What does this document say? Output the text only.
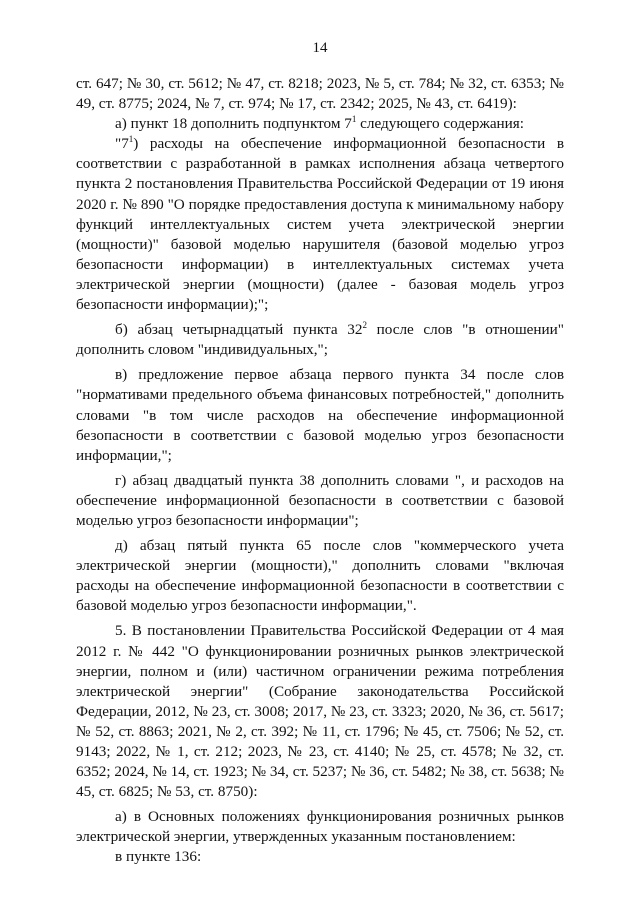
14

ст. 647; № 30, ст. 5612; № 47, ст. 8218; 2023, № 5, ст. 784; № 32, ст. 6353; № 49, ст. 8775; 2024, № 7, ст. 974; № 17, ст. 2342; 2025, № 43, ст. 6419):

а) пункт 18 дополнить подпунктом $7^1$ следующего содержания:

"$7^1$) расходы на обеспечение информационной безопасности в соответствии с разработанной в рамках исполнения абзаца четвертого пункта 2 постановления Правительства Российской Федерации от 19 июня 2020 г. № 890 "О порядке предоставления доступа к минимальному набору функций интеллектуальных систем учета электрической энергии (мощности)" базовой моделью нарушителя (базовой моделью угроз безопасности информации) в интеллектуальных системах учета электрической энергии (мощности) (далее - базовая модель угроз безопасности информации);";

б) абзац четырнадцатый пункта $32^2$ после слов "в отношении" дополнить словом "индивидуальных,";

в) предложение первое абзаца первого пункта 34 после слов "нормативами предельного объема финансовых потребностей," дополнить словами "в том числе расходов на обеспечение информационной безопасности в соответствии с базовой моделью угроз безопасности информации,";

г) абзац двадцатый пункта 38 дополнить словами ", и расходов на обеспечение информационной безопасности в соответствии с базовой моделью угроз безопасности информации";

д) абзац пятый пункта 65 после слов "коммерческого учета электрической энергии (мощности)," дополнить словами "включая расходы на обеспечение информационной безопасности в соответствии с базовой моделью угроз безопасности информации,".

5. В постановлении Правительства Российской Федерации от 4 мая 2012 г. № 442 "О функционировании розничных рынков электрической энергии, полном и (или) частичном ограничении режима потребления электрической энергии" (Собрание законодательства Российской Федерации, 2012, № 23, ст. 3008; 2017, № 23, ст. 3323; 2020, № 36, ст. 5617; № 52, ст. 8863; 2021, № 2, ст. 392; № 11, ст. 1796; № 45, ст. 7506; № 52, ст. 9143; 2022, № 1, ст. 212; 2023, № 23, ст. 4140; № 25, ст. 4578; № 32, ст. 6352; 2024, № 14, ст. 1923; № 34, ст. 5237; № 36, ст. 5482; № 38, ст. 5638; № 45, ст. 6825; № 53, ст. 8750):

а) в Основных положениях функционирования розничных рынков электрической энергии, утвержденных указанным постановлением:

в пункте 136:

» **Written request**
Omit the pictures and output all of the other material exactly.

» **Result of this task**
What does this document say? Output the text only.
14

ст. 647; № 30, ст. 5612; № 47, ст. 8218; 2023, № 5, ст. 784; № 32, ст. 6353; № 49, ст. 8775; 2024, № 7, ст. 974; № 17, ст. 2342; 2025, № 43, ст. 6419):

а) пункт 18 дополнить подпунктом $7^1$ следующего содержания:

"$7^1$) расходы на обеспечение информационной безопасности в соответствии с разработанной в рамках исполнения абзаца четвертого пункта 2 постановления Правительства Российской Федерации от 19 июня 2020 г. № 890 "О порядке предоставления доступа к минимальному набору функций интеллектуальных систем учета электрической энергии (мощности)" базовой моделью нарушителя (базовой моделью угроз безопасности информации) в интеллектуальных системах учета электрической энергии (мощности) (далее - базовая модель угроз безопасности информации);";

б) абзац четырнадцатый пункта $32^2$ после слов "в отношении" дополнить словом "индивидуальных,";

в) предложение первое абзаца первого пункта 34 после слов "нормативами предельного объема финансовых потребностей," дополнить словами "в том числе расходов на обеспечение информационной безопасности в соответствии с базовой моделью угроз безопасности информации,";

г) абзац двадцатый пункта 38 дополнить словами ", и расходов на обеспечение информационной безопасности в соответствии с базовой моделью угроз безопасности информации";

д) абзац пятый пункта 65 после слов "коммерческого учета электрической энергии (мощности)," дополнить словами "включая расходы на обеспечение информационной безопасности в соответствии с базовой моделью угроз безопасности информации,".

5. В постановлении Правительства Российской Федерации от 4 мая 2012 г. № 442 "О функционировании розничных рынков электрической энергии, полном и (или) частичном ограничении режима потребления электрической энергии" (Собрание законодательства Российской Федерации, 2012, № 23, ст. 3008; 2017, № 23, ст. 3323; 2020, № 36, ст. 5617; № 52, ст. 8863; 2021, № 2, ст. 392; № 11, ст. 1796; № 45, ст. 7506; № 52, ст. 9143; 2022, № 1, ст. 212; 2023, № 23, ст. 4140; № 25, ст. 4578; № 32, ст. 6352; 2024, № 14, ст. 1923; № 34, ст. 5237; № 36, ст. 5482; № 38, ст. 5638; № 45, ст. 6825; № 53, ст. 8750):

а) в Основных положениях функционирования розничных рынков электрической энергии, утвержденных указанным постановлением:

в пункте 136:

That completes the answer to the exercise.